(Do this): Begin with the line that contains "Parse this screenshot: output" and transcribe each line after it, up to and including the last line of the listing below.

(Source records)
####

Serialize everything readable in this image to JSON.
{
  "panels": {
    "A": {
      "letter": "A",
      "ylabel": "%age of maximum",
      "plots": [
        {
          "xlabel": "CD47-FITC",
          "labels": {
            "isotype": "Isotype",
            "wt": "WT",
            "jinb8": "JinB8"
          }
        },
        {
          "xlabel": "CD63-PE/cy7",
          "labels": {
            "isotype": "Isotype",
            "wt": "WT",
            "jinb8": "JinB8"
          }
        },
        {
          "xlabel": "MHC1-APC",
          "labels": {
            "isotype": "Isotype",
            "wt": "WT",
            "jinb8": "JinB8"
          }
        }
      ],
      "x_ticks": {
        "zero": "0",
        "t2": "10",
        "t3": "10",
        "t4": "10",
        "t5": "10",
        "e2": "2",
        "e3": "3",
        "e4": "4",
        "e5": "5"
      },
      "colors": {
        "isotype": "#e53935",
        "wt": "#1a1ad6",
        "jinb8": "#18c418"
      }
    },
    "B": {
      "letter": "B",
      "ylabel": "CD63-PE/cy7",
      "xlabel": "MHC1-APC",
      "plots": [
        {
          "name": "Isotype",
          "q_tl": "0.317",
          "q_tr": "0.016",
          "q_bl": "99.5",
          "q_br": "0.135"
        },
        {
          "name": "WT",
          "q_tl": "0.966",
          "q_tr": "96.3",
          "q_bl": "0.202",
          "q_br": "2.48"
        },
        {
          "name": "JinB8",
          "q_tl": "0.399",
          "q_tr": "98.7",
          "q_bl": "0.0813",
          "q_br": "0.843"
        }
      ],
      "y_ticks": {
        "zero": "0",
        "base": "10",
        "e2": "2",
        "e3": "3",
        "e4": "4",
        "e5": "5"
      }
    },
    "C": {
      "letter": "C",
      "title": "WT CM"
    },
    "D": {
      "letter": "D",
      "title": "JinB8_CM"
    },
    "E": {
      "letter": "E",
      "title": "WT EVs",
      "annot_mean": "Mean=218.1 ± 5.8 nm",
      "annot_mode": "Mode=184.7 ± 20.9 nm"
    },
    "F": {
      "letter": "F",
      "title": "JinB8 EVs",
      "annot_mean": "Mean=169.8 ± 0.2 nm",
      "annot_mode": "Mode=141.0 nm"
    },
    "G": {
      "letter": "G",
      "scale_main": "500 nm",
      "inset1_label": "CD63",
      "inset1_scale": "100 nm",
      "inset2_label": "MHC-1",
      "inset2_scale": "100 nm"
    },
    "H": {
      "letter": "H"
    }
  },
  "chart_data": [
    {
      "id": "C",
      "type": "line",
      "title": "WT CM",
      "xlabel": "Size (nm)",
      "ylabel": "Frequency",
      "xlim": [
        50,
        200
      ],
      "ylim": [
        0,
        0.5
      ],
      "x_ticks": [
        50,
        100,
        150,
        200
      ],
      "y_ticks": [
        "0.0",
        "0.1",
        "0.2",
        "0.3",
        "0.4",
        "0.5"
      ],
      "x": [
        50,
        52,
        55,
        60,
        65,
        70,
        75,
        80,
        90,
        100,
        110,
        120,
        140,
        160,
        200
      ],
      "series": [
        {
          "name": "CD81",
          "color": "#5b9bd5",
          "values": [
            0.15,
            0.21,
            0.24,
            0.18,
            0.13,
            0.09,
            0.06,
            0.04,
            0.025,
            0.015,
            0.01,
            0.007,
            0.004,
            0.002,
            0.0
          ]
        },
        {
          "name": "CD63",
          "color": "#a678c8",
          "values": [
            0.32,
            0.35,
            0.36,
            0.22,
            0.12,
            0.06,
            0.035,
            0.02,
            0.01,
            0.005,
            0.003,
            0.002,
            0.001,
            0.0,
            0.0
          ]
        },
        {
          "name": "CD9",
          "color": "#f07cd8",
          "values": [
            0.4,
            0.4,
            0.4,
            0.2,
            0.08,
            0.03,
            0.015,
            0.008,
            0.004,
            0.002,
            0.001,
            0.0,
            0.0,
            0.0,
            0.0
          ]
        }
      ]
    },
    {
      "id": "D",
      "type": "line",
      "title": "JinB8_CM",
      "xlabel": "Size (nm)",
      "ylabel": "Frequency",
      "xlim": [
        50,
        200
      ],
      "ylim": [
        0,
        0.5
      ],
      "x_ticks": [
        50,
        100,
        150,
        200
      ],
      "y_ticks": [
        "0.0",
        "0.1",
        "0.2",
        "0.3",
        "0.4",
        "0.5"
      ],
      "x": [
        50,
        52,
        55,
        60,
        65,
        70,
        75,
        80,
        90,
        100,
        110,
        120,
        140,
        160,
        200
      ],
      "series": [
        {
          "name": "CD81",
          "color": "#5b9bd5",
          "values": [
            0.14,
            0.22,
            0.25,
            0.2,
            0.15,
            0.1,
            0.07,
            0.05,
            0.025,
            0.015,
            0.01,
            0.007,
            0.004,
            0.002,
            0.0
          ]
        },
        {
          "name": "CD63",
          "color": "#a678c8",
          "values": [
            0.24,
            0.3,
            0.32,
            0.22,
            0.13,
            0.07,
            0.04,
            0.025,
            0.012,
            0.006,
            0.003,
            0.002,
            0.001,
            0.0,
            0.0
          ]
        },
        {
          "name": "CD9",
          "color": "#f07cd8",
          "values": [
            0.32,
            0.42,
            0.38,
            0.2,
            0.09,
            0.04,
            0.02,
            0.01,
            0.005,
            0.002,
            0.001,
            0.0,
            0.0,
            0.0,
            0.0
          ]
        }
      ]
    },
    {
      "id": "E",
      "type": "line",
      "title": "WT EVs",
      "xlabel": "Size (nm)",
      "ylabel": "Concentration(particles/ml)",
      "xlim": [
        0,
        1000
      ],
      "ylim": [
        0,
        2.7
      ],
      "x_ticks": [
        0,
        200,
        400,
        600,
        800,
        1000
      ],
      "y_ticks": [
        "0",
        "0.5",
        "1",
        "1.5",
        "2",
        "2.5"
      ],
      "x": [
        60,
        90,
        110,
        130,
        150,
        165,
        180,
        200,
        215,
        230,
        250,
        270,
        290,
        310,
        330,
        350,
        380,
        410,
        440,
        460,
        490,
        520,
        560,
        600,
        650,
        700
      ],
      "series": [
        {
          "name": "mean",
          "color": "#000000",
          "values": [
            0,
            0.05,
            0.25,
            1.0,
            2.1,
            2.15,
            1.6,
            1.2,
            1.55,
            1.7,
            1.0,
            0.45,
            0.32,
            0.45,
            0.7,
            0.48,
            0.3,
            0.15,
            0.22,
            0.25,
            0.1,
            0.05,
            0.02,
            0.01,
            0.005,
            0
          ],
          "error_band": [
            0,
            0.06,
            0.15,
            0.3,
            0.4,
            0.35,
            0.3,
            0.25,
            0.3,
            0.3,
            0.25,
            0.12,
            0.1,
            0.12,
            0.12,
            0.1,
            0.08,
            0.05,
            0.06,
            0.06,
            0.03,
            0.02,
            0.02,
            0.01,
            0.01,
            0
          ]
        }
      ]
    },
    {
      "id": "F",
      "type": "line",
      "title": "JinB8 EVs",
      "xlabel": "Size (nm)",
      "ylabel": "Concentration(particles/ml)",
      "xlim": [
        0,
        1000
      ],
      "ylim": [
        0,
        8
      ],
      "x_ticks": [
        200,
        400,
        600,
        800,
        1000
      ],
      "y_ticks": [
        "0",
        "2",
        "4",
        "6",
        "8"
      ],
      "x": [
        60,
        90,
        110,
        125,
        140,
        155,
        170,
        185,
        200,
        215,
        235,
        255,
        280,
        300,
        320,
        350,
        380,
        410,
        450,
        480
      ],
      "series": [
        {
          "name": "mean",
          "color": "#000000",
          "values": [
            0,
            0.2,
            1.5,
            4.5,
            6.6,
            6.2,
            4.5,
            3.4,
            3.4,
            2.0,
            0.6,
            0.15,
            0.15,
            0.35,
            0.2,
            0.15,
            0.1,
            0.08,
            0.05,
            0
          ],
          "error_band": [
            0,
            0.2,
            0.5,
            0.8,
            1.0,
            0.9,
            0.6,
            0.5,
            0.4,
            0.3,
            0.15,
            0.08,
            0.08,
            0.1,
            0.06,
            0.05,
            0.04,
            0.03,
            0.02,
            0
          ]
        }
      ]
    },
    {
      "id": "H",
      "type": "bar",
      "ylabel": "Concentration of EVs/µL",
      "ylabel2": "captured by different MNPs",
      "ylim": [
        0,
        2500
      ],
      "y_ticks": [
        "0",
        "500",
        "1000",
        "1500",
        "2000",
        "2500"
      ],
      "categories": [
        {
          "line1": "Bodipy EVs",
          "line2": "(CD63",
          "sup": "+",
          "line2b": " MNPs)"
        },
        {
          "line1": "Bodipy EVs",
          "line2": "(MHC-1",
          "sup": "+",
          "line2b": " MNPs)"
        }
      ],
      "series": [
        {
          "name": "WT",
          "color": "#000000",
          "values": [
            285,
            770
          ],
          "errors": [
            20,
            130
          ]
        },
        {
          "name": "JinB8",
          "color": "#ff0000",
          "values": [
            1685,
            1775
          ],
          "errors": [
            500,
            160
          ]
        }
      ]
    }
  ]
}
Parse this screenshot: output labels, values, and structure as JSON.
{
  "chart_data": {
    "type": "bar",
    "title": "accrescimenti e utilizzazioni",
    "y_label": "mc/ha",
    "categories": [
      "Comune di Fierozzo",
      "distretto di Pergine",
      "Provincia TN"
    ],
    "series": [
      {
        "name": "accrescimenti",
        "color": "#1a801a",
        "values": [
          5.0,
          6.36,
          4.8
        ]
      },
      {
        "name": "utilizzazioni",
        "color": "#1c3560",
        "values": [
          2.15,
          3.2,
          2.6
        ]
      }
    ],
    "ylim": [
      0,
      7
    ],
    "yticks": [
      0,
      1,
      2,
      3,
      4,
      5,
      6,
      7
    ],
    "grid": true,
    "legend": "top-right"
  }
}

####

(Response):
Parse this screenshot: output labels, values, and structure as JSON.
{
  "chart_data": {
    "type": "bar",
    "title": "accrescimenti e utilizzazioni",
    "y_label": "mc/ha",
    "categories": [
      "Comune di Fierozzo",
      "distretto di Pergine",
      "Provincia TN"
    ],
    "series": [
      {
        "name": "accrescimenti",
        "color": "#1a801a",
        "values": [
          5.0,
          6.36,
          4.8
        ]
      },
      {
        "name": "utilizzazioni",
        "color": "#1c3560",
        "values": [
          2.15,
          3.2,
          2.6
        ]
      }
    ],
    "ylim": [
      0,
      7
    ],
    "yticks": [
      0,
      1,
      2,
      3,
      4,
      5,
      6,
      7
    ],
    "grid": true,
    "legend": "top-right"
  }
}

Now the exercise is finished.